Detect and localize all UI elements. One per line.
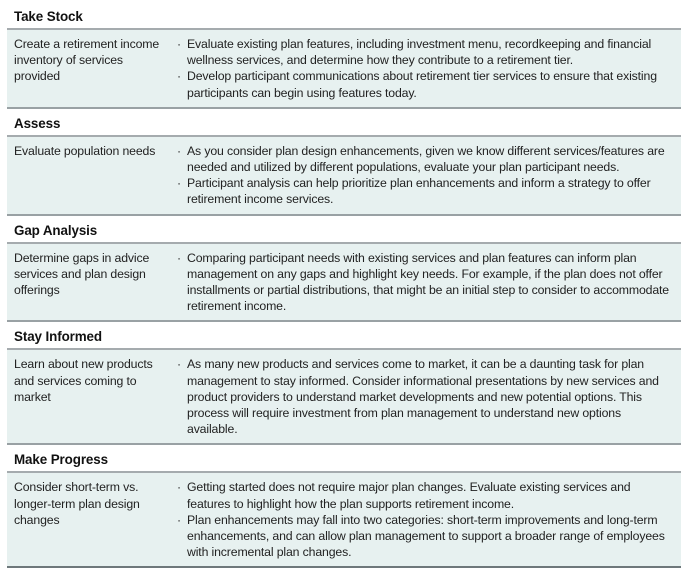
table-row — [7, 137, 681, 216]
bullet-icon: · — [177, 143, 181, 158]
bullet-text: As you consider plan design enhancements, given we know different services/features are needed and utilized by different populations, evaluate your plan participant needs. — [187, 143, 665, 175]
detail-cell — [176, 249, 681, 316]
list-item — [176, 250, 669, 315]
section-title: Stay Informed — [7, 322, 681, 350]
action-label: Determine gaps in advice services and plan design offerings — [14, 250, 150, 298]
bullet-icon: · — [177, 69, 181, 84]
bullet-icon: · — [177, 176, 181, 191]
section-title: Make Progress — [7, 445, 681, 473]
section-stay-informed — [7, 322, 681, 445]
section-title: Take Stock — [7, 2, 681, 30]
bullet-text: Getting started does not require major plan changes. Evaluate existing services and features to highlight how the plan supports retirement income. — [187, 480, 631, 511]
detail-cell — [176, 35, 681, 102]
action-label: Create a retirement income inventory of services provided — [14, 37, 160, 84]
bullet-text: Participant analysis can help prioritize plan enhancements and inform a strategy to offer retirement income services. — [187, 176, 651, 207]
bullet-text: As many new products and services come to market, it can be a daunting task for plan management to stay informed. Consider informational presentations by new services and product providers to understand market developments and new potential options. This process will require investment from plan management to understand new options available. — [187, 357, 659, 437]
action-label: Evaluate population needs — [14, 143, 156, 158]
list-item — [176, 175, 669, 207]
bullet-text: Develop participant communications about retirement tier services to ensure that existing participants can begin using features today. — [187, 69, 657, 100]
list-item — [176, 68, 669, 100]
bullet-text: Comparing participant needs with existing services and plan features can inform plan management on any gaps and highlight key needs. For example, if the plan does not offer installments or partial distributions, that might be an initial step to consider to accommodate retirement income. — [187, 250, 669, 314]
bullet-icon: · — [177, 357, 181, 372]
table-row — [7, 473, 681, 568]
bullet-text: Plan enhancements may fall into two categories: short-term improvements and long-term enhancements, and can allow plan management to support a broader range of employees with incremental plan changes. — [187, 512, 665, 560]
table-row — [7, 350, 681, 445]
detail-cell — [176, 355, 681, 438]
section-take-stock — [7, 2, 681, 109]
table-row — [7, 30, 681, 109]
action-label: Learn about new products and services coming to market — [14, 357, 153, 404]
list-item — [176, 143, 669, 175]
bullet-icon: · — [177, 512, 181, 527]
table-row — [7, 244, 681, 323]
list-item — [176, 512, 669, 561]
list-item — [176, 356, 669, 437]
bullet-icon: · — [177, 480, 181, 495]
detail-cell — [176, 142, 681, 209]
section-assess — [7, 109, 681, 216]
section-title: Assess — [7, 109, 681, 137]
bullet-icon: · — [177, 37, 181, 51]
list-item — [176, 479, 669, 511]
bullet-icon: · — [177, 250, 181, 265]
detail-cell — [176, 478, 681, 561]
retirement-tier-steps-table — [7, 2, 681, 568]
section-title: Gap Analysis — [7, 216, 681, 244]
section-gap-analysis — [7, 216, 681, 323]
bullet-text: Evaluate existing plan features, including investment menu, recordkeeping and financial wellness services, and determine how they contribute to a retirement tier. — [187, 37, 652, 68]
list-item — [176, 36, 669, 68]
action-label: Consider short-term vs. longer-term plan design changes — [14, 480, 140, 527]
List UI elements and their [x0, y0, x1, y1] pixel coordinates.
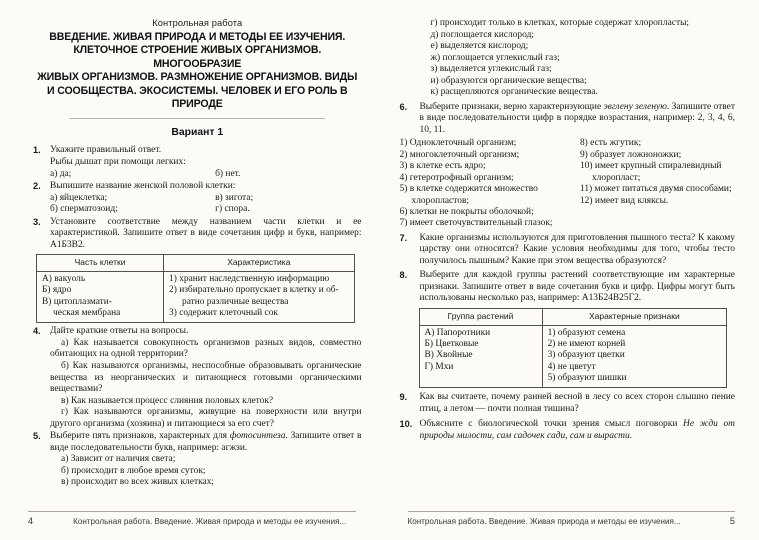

Your task: Rewrite the lines above as a Markdown table with the columns Number and Text, starting at the line containing "table-row — [7, 137, 681, 216]" and ending at the line containing "list-item — [176, 68, 669, 100]", skipping any blank lines.

In response:
| Number | Text |
|---|---|
| 1 | table-row — [7, 137, 681, 216] |
| 2 | bullet-icon: · — [177, 143, 181, 158] |
| 3 | bullet-text: As you consider plan design enhancements, given we know different services/features are needed and utilized by different populations, evaluate your plan participant needs. — [187, 143, 665, 175] |
| 4 | detail-cell — [176, 249, 681, 316] |
| 5 | list-item — [176, 250, 669, 315] |
| 6 | section-title: Stay Informed — [7, 322, 681, 350] |
| 7 | action-label: Determine gaps in advice services and plan design offerings — [14, 250, 150, 298] |
| 8 | bullet-icon: · — [177, 69, 181, 84] |
| 9 | bullet-icon: · — [177, 176, 181, 191] |
| 10 | section-title: Make Progress — [7, 445, 681, 473] |
| 11 | section-stay-informed — [7, 322, 681, 445] |
| 12 | section-title: Take Stock — [7, 2, 681, 30] |
| 13 | bullet-text: Getting started does not require major plan changes. Evaluate existing services and features to highlight how the plan supports retirement income. — [187, 480, 631, 511] |
| 14 | detail-cell — [176, 35, 681, 102] |
| 15 | action-label: Create a retirement income inventory of services provided — [14, 37, 160, 84] |
| 16 | bullet-text: Participant analysis can help prioritize plan enhancements and inform a strategy to offer retirement income services. — [187, 176, 651, 207] |
| 17 | bullet-text: As many new products and services come to market, it can be a daunting task for plan management to stay informed. Consider informational presentations by new services and product providers to understand market developments and new potential options. This process will require investment from plan management to understand new options available. — [187, 357, 659, 437] |
| 18 | action-label: Evaluate population needs — [14, 143, 156, 158] |
| 19 | list-item — [176, 175, 669, 207] |
| 20 | bullet-text: Develop participant communications about retirement tier services to ensure that existing participants can begin using features today. — [187, 69, 657, 100] |
| 21 | list-item — [176, 68, 669, 100] |